Given task: Find the string "text" in the entries and copy each line that has it.

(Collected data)

□ □ □

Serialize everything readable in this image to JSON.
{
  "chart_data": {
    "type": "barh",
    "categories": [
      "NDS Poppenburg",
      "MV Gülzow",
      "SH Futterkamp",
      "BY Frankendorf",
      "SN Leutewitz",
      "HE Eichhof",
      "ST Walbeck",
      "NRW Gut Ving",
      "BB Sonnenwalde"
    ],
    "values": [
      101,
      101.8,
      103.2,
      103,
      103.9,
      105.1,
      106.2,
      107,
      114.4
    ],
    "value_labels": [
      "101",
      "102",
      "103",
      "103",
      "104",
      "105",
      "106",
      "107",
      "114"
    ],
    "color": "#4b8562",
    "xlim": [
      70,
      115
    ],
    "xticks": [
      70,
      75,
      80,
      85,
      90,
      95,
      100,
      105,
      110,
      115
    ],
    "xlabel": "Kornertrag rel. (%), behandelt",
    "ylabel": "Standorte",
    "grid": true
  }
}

□ □ □

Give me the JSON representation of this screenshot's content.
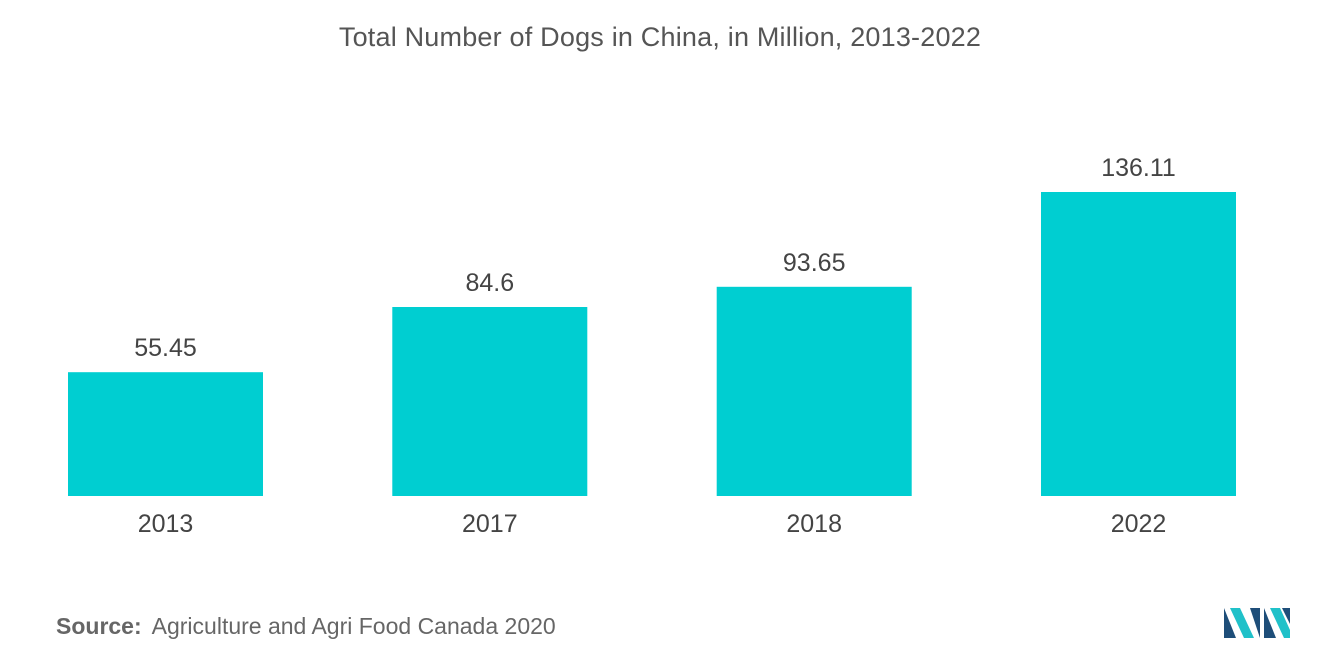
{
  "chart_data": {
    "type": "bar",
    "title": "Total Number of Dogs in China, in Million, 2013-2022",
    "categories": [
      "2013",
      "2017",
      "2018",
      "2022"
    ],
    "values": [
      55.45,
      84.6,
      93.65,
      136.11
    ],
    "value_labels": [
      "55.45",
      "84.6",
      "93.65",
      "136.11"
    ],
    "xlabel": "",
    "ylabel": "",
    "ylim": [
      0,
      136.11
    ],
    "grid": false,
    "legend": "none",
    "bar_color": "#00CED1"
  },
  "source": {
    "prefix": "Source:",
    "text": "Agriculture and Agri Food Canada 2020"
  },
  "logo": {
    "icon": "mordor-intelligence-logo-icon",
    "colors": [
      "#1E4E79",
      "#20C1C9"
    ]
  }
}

□ □ □

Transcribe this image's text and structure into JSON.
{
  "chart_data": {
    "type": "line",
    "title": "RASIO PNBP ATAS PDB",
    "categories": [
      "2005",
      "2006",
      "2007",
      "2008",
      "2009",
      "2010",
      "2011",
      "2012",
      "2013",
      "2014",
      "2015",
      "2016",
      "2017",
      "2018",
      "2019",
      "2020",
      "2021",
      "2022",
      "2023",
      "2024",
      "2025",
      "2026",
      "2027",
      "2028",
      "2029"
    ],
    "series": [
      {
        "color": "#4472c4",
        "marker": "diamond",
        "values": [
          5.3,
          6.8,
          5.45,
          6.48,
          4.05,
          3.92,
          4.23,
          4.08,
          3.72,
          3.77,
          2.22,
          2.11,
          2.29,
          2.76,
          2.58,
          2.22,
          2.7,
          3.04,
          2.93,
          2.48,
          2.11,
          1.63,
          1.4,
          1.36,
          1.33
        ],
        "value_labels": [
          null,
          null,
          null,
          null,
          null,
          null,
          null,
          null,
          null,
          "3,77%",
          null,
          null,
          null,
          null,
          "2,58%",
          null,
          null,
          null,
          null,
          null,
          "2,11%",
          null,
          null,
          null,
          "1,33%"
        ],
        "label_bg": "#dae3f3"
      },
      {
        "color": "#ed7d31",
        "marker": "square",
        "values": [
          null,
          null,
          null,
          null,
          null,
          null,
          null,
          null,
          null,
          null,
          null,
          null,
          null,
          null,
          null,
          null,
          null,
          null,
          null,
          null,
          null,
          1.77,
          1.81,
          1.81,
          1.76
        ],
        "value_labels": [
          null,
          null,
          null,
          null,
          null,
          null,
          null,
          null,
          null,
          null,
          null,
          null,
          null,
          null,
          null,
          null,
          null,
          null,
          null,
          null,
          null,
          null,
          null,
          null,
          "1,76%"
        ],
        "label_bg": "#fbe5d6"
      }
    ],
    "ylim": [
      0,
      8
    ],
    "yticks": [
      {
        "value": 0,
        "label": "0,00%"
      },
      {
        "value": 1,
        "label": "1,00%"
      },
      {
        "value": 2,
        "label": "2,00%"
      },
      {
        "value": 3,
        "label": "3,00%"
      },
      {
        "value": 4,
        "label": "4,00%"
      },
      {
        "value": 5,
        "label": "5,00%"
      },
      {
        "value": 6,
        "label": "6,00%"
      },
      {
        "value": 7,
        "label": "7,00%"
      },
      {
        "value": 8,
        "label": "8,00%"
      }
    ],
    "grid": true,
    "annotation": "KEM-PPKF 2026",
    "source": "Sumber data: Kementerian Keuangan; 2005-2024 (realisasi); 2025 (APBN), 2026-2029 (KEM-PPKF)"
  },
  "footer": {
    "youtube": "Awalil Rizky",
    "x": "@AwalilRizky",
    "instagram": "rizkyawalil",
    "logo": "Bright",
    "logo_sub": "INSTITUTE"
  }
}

□ □ □

Problem solution:
    "text": "Agriculture and Agri Food Canada 2020"
Transcribe this image's text and structure into JSON.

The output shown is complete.